_REQUEST:_ Would you set down every entry shown below, precisely as written?

_PROVIDED DATA:_
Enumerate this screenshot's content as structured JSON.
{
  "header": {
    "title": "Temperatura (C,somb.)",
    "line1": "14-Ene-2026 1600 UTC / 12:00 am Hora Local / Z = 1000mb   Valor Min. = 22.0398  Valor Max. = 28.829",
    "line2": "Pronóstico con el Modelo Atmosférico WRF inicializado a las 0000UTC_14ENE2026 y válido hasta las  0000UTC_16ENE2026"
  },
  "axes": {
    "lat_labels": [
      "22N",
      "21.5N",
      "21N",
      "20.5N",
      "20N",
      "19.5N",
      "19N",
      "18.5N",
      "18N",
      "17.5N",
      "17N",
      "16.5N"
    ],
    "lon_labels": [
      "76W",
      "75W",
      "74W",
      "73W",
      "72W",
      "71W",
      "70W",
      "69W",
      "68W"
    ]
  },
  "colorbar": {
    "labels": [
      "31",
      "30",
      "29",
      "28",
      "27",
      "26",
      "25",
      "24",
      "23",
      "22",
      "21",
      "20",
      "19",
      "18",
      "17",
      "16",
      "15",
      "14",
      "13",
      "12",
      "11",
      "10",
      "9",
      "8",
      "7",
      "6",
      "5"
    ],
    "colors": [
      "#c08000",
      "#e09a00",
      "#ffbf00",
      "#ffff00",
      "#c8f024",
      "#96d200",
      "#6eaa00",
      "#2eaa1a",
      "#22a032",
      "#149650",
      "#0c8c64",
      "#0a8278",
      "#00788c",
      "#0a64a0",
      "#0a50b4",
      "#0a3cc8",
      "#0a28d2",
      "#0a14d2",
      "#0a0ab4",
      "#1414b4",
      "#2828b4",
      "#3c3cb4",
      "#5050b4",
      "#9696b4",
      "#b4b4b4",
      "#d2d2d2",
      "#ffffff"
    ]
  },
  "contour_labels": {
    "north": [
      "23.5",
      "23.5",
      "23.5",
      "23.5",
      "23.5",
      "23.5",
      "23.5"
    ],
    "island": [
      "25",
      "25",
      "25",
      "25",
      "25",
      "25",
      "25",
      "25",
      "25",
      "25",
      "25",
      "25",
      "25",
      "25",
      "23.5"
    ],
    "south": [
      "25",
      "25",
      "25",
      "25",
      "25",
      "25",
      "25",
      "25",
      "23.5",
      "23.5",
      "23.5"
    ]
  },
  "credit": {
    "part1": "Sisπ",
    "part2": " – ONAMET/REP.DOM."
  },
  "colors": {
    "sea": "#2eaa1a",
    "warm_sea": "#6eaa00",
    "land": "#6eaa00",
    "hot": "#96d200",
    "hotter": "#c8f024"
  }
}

_RESULT OF THE TASK:_
Enumerate this screenshot's content as structured JSON.
{
  "header": {
    "title": "Temperatura (C,somb.)",
    "line1": "14-Ene-2026 1600 UTC / 12:00 am Hora Local / Z = 1000mb   Valor Min. = 22.0398  Valor Max. = 28.829",
    "line2": "Pronóstico con el Modelo Atmosférico WRF inicializado a las 0000UTC_14ENE2026 y válido hasta las  0000UTC_16ENE2026"
  },
  "axes": {
    "lat_labels": [
      "22N",
      "21.5N",
      "21N",
      "20.5N",
      "20N",
      "19.5N",
      "19N",
      "18.5N",
      "18N",
      "17.5N",
      "17N",
      "16.5N"
    ],
    "lon_labels": [
      "76W",
      "75W",
      "74W",
      "73W",
      "72W",
      "71W",
      "70W",
      "69W",
      "68W"
    ]
  },
  "colorbar": {
    "labels": [
      "31",
      "30",
      "29",
      "28",
      "27",
      "26",
      "25",
      "24",
      "23",
      "22",
      "21",
      "20",
      "19",
      "18",
      "17",
      "16",
      "15",
      "14",
      "13",
      "12",
      "11",
      "10",
      "9",
      "8",
      "7",
      "6",
      "5"
    ],
    "colors": [
      "#c08000",
      "#e09a00",
      "#ffbf00",
      "#ffff00",
      "#c8f024",
      "#96d200",
      "#6eaa00",
      "#2eaa1a",
      "#22a032",
      "#149650",
      "#0c8c64",
      "#0a8278",
      "#00788c",
      "#0a64a0",
      "#0a50b4",
      "#0a3cc8",
      "#0a28d2",
      "#0a14d2",
      "#0a0ab4",
      "#1414b4",
      "#2828b4",
      "#3c3cb4",
      "#5050b4",
      "#9696b4",
      "#b4b4b4",
      "#d2d2d2",
      "#ffffff"
    ]
  },
  "contour_labels": {
    "north": [
      "23.5",
      "23.5",
      "23.5",
      "23.5",
      "23.5",
      "23.5",
      "23.5"
    ],
    "island": [
      "25",
      "25",
      "25",
      "25",
      "25",
      "25",
      "25",
      "25",
      "25",
      "25",
      "25",
      "25",
      "25",
      "25",
      "23.5"
    ],
    "south": [
      "25",
      "25",
      "25",
      "25",
      "25",
      "25",
      "25",
      "25",
      "23.5",
      "23.5",
      "23.5"
    ]
  },
  "credit": {
    "part1": "Sisπ",
    "part2": " – ONAMET/REP.DOM."
  },
  "colors": {
    "sea": "#2eaa1a",
    "warm_sea": "#6eaa00",
    "land": "#6eaa00",
    "hot": "#96d200",
    "hotter": "#c8f024"
  }
}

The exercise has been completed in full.